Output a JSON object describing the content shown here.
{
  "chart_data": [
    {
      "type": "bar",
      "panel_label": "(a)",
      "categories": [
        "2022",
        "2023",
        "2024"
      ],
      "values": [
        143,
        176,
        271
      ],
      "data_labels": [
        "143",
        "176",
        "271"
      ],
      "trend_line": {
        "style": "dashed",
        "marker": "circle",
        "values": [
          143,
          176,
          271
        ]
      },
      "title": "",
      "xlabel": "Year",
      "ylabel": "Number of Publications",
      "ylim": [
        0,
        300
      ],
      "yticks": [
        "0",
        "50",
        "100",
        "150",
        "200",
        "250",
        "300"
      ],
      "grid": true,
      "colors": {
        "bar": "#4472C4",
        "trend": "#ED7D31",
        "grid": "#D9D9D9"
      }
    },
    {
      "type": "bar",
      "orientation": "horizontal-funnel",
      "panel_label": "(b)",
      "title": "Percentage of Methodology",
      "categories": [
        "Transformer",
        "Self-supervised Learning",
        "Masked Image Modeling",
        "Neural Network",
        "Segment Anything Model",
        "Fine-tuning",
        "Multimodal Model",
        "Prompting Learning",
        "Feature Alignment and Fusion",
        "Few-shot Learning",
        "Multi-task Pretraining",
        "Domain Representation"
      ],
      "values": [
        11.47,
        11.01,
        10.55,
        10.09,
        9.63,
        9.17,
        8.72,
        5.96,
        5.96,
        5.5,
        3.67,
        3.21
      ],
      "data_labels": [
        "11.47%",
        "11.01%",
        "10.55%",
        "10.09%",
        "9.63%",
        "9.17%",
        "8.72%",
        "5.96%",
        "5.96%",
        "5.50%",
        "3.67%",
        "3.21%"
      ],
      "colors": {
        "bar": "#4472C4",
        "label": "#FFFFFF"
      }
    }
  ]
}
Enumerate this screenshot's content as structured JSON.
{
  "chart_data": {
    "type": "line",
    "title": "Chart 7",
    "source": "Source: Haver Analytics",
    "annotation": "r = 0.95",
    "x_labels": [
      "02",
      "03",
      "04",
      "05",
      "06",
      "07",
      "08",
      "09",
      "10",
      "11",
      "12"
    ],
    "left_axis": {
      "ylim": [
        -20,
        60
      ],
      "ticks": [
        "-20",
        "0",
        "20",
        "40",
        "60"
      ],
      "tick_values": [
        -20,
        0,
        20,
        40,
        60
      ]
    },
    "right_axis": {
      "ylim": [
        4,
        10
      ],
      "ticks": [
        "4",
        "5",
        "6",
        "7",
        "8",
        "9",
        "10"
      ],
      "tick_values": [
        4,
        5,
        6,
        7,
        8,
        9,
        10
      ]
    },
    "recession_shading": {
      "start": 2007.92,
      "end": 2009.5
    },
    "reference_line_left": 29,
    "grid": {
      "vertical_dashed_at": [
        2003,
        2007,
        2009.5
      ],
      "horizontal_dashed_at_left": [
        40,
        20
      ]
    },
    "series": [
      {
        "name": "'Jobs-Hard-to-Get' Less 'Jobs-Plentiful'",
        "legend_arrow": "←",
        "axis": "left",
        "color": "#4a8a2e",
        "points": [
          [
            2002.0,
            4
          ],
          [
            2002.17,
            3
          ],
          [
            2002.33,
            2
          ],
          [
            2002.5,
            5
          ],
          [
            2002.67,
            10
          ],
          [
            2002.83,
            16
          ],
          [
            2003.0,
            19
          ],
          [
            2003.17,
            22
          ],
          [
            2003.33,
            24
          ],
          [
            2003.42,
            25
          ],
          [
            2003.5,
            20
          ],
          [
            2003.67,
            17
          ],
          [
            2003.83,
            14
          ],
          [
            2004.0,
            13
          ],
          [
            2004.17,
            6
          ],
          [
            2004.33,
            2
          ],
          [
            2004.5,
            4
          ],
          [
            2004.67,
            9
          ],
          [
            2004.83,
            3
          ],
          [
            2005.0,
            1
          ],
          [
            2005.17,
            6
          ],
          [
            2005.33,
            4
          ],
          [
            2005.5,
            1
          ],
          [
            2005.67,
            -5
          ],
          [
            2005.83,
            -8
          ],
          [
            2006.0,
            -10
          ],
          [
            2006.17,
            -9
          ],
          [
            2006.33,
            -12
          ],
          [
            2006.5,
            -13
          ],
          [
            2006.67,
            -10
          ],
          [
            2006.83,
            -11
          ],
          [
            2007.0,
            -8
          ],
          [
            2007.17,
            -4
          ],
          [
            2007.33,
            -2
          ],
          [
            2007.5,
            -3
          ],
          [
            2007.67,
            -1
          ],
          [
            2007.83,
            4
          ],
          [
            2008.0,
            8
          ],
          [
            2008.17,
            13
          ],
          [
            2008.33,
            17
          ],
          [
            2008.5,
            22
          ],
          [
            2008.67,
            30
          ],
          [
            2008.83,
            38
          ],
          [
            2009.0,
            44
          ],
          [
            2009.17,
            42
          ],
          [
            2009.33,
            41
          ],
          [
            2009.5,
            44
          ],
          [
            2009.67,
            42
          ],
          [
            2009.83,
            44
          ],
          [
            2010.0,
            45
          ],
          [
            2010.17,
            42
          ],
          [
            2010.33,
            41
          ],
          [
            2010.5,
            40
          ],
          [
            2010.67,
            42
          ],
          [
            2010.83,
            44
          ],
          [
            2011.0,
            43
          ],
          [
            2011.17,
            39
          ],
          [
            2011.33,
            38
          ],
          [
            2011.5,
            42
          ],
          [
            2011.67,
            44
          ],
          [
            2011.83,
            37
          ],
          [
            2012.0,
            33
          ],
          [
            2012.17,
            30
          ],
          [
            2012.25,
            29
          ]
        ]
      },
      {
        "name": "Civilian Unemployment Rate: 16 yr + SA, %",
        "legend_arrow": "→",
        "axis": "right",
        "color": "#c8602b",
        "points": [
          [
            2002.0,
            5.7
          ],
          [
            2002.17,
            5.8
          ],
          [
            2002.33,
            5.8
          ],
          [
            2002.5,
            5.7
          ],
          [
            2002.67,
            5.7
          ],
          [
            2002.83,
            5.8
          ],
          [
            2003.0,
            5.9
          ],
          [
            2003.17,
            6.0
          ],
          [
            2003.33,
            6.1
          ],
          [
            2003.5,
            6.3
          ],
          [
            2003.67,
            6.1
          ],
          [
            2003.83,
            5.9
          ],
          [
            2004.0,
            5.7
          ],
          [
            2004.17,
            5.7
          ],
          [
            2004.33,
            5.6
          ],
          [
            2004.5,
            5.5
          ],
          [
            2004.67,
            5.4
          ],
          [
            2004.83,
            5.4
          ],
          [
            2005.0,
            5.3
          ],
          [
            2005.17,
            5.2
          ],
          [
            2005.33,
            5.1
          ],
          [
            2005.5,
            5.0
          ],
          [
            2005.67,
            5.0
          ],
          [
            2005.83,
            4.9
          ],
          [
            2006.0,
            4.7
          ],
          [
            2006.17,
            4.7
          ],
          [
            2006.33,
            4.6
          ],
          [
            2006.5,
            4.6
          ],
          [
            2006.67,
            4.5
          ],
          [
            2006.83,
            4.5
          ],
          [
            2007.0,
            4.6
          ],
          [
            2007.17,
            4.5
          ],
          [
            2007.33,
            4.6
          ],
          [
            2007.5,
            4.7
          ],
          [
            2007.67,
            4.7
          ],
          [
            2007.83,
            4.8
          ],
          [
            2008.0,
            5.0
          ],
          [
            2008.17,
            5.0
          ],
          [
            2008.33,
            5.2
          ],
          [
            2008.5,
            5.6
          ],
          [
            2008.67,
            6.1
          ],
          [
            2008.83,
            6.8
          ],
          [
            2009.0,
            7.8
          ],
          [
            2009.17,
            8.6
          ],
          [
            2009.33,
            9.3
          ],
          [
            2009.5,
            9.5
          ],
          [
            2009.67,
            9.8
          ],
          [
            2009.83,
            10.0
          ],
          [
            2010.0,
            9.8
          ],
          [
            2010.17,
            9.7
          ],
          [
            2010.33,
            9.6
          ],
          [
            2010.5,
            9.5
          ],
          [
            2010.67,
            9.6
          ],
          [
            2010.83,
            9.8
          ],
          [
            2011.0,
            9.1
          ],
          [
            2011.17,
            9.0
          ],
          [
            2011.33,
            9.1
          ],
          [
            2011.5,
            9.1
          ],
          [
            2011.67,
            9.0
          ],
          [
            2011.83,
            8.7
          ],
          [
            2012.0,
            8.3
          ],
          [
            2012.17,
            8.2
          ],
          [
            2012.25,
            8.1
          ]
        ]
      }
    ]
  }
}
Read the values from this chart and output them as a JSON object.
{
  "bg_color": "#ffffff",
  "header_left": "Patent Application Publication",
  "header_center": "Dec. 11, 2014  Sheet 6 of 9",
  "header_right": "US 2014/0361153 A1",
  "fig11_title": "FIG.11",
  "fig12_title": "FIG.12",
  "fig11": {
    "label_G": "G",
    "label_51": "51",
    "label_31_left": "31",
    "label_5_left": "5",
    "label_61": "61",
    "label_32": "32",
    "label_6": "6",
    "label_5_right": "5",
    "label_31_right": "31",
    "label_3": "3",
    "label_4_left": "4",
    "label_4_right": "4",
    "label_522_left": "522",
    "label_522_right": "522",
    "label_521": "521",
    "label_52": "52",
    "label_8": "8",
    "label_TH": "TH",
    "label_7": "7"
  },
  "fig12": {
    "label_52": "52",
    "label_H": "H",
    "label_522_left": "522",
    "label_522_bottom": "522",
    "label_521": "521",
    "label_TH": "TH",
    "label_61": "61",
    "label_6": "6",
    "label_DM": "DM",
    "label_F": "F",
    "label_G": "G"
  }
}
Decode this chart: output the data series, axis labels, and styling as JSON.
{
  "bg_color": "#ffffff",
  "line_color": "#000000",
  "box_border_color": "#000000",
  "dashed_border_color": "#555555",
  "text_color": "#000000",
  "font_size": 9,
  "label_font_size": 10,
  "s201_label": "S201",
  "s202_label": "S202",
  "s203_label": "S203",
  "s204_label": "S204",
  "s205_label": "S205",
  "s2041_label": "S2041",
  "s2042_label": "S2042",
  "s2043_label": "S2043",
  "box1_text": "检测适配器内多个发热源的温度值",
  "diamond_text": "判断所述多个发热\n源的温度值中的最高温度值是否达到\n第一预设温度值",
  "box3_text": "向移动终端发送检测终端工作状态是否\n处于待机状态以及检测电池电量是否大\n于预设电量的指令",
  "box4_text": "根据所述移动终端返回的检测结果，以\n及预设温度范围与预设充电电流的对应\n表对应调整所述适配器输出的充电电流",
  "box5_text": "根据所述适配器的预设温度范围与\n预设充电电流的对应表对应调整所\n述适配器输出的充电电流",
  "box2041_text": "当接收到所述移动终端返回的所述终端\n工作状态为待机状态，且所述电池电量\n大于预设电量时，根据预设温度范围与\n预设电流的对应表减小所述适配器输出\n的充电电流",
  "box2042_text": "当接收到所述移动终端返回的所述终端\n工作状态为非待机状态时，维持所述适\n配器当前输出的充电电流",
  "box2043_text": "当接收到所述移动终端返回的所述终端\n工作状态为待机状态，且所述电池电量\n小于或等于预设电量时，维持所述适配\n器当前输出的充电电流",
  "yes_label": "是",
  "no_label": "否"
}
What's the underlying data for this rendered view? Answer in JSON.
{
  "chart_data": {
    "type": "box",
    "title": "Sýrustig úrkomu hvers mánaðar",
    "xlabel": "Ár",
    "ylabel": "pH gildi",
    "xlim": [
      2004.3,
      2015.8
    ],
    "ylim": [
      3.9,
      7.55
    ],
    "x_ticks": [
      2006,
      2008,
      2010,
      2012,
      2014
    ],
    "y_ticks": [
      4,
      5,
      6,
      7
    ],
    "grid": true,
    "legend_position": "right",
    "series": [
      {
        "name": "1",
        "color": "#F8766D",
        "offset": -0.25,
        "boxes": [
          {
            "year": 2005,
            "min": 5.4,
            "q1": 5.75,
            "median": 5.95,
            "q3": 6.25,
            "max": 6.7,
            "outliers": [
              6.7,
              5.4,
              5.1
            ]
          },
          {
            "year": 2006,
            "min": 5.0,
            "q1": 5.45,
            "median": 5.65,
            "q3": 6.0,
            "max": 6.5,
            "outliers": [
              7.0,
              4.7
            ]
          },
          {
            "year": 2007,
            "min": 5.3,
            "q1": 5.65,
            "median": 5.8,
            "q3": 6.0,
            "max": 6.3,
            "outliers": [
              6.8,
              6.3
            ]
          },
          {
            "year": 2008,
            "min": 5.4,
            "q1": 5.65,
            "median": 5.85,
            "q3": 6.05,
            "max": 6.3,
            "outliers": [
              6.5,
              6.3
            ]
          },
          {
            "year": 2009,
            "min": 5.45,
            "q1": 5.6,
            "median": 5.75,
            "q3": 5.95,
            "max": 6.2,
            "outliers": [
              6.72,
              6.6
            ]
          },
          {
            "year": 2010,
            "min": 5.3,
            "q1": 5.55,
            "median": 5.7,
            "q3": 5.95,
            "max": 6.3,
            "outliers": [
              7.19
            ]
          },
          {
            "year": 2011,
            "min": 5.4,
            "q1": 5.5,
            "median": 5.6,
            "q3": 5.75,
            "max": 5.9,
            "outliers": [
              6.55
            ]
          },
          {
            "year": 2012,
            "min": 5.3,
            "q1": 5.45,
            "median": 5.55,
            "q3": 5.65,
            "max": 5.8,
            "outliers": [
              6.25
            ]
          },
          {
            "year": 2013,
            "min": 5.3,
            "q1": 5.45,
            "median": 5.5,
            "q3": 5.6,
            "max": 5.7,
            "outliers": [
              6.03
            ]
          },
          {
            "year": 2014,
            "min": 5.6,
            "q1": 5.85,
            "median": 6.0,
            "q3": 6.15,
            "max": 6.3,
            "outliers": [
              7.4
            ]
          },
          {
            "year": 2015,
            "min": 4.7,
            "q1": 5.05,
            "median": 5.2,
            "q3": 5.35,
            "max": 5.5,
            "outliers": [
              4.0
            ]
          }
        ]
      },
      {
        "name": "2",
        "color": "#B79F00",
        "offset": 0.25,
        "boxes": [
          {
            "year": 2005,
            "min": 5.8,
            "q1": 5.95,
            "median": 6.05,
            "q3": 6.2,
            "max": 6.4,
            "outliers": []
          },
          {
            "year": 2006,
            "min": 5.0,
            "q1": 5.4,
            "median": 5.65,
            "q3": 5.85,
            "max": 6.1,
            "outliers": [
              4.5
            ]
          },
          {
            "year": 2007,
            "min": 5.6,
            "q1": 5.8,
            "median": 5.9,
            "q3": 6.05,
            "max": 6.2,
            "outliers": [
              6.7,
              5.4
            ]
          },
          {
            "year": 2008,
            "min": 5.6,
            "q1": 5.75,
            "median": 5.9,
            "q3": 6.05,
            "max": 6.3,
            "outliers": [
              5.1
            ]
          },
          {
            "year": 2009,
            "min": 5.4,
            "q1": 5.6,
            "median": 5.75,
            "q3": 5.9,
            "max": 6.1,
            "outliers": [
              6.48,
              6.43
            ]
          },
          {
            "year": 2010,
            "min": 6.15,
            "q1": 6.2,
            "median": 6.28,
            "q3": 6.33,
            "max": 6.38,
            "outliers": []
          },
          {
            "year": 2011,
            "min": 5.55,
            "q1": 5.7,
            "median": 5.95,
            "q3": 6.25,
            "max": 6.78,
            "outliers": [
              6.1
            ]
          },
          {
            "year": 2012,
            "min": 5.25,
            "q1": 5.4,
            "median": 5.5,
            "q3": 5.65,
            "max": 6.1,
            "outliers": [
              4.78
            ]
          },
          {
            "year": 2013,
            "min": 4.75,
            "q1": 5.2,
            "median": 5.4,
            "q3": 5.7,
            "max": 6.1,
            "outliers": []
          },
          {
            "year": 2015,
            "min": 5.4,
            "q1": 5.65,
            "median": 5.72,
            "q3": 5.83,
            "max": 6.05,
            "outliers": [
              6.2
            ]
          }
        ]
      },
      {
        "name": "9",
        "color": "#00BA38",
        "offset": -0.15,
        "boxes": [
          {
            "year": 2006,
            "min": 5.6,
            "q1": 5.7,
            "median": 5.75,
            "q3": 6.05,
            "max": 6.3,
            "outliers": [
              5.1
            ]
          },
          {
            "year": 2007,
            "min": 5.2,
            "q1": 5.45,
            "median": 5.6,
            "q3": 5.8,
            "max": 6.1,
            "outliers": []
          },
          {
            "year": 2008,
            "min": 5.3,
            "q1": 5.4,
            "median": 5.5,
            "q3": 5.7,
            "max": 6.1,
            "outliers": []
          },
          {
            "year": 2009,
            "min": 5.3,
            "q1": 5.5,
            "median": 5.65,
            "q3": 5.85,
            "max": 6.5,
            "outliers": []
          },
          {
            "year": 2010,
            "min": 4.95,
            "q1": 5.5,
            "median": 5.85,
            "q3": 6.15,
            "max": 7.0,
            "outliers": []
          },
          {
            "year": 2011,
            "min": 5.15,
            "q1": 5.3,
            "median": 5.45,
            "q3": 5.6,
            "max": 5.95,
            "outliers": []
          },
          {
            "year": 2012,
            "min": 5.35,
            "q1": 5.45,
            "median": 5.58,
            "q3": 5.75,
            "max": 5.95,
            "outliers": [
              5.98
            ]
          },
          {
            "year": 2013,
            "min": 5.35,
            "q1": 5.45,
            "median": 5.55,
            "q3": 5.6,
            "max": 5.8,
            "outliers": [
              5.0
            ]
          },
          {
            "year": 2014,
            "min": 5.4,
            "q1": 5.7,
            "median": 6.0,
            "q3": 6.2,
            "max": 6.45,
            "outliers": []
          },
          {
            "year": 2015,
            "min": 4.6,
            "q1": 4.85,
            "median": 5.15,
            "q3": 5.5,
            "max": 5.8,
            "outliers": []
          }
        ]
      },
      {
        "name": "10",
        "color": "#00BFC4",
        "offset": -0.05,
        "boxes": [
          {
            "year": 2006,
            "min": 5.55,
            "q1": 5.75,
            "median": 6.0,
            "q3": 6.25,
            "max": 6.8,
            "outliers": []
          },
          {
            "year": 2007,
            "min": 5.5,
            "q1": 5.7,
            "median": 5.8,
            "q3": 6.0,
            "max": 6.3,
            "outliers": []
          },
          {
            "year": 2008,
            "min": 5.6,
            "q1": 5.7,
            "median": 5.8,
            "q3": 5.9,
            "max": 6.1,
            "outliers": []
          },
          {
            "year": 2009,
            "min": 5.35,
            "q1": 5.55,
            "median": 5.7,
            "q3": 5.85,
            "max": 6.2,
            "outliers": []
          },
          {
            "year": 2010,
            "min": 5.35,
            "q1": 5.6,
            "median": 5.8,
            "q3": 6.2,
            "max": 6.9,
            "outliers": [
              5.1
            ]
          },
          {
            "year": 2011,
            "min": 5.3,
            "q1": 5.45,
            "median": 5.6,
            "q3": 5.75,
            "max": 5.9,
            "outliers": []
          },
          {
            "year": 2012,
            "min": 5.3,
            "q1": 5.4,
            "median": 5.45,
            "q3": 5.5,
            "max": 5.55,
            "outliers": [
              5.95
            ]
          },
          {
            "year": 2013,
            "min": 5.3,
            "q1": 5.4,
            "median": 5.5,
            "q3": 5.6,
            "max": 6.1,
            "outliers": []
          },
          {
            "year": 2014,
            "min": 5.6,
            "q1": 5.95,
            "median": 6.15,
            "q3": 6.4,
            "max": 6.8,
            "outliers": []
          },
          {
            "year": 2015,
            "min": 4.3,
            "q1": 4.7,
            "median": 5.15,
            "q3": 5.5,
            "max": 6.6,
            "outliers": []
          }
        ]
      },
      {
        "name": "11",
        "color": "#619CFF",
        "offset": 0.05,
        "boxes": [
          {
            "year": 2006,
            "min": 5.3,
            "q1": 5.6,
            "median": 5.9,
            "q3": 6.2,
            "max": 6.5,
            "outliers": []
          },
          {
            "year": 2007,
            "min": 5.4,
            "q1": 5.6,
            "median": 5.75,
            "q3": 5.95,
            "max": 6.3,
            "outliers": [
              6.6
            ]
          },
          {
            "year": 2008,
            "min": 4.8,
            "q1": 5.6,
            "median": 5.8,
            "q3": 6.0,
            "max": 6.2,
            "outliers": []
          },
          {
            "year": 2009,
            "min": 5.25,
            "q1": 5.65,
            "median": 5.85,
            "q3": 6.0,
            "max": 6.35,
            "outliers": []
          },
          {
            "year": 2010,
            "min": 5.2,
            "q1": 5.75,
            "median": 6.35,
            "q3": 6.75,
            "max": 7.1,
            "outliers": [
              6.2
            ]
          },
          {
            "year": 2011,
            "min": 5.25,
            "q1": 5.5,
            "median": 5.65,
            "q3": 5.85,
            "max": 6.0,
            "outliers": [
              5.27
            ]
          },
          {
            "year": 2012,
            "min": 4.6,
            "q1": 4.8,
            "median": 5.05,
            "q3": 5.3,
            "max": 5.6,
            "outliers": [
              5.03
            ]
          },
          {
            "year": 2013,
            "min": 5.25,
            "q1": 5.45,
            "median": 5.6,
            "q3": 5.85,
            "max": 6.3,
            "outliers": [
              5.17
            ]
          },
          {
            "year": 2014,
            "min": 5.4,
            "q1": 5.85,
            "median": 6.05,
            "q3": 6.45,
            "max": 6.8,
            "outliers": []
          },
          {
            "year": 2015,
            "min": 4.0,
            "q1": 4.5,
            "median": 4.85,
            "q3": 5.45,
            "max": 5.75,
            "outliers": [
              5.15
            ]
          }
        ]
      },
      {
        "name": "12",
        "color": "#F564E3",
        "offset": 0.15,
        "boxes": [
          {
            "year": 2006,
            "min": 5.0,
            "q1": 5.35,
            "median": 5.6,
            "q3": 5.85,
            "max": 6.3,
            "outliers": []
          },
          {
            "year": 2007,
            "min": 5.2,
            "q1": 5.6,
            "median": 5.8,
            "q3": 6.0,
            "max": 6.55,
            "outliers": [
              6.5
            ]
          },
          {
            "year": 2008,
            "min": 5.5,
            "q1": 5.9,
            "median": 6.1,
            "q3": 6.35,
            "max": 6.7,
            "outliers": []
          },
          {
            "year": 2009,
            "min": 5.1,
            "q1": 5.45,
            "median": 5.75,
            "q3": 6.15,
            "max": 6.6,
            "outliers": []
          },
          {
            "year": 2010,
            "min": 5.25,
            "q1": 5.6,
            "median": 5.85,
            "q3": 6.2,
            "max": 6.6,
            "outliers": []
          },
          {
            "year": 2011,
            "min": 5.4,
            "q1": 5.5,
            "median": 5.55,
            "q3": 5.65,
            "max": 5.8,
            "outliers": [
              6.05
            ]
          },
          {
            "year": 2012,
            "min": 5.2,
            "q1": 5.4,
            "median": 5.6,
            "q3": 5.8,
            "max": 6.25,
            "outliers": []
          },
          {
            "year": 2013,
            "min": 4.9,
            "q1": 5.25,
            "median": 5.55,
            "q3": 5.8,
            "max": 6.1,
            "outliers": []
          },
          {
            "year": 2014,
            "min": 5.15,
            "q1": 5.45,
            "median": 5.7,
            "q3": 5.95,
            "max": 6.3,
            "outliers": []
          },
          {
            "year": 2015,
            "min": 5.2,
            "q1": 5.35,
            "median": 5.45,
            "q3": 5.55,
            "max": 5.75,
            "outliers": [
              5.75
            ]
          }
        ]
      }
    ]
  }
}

→ **TASK REQUIREMENTS**: Return nothing except the number of lines that include the string "ylabel".

→ **EXERCISE SOLUTION**: 2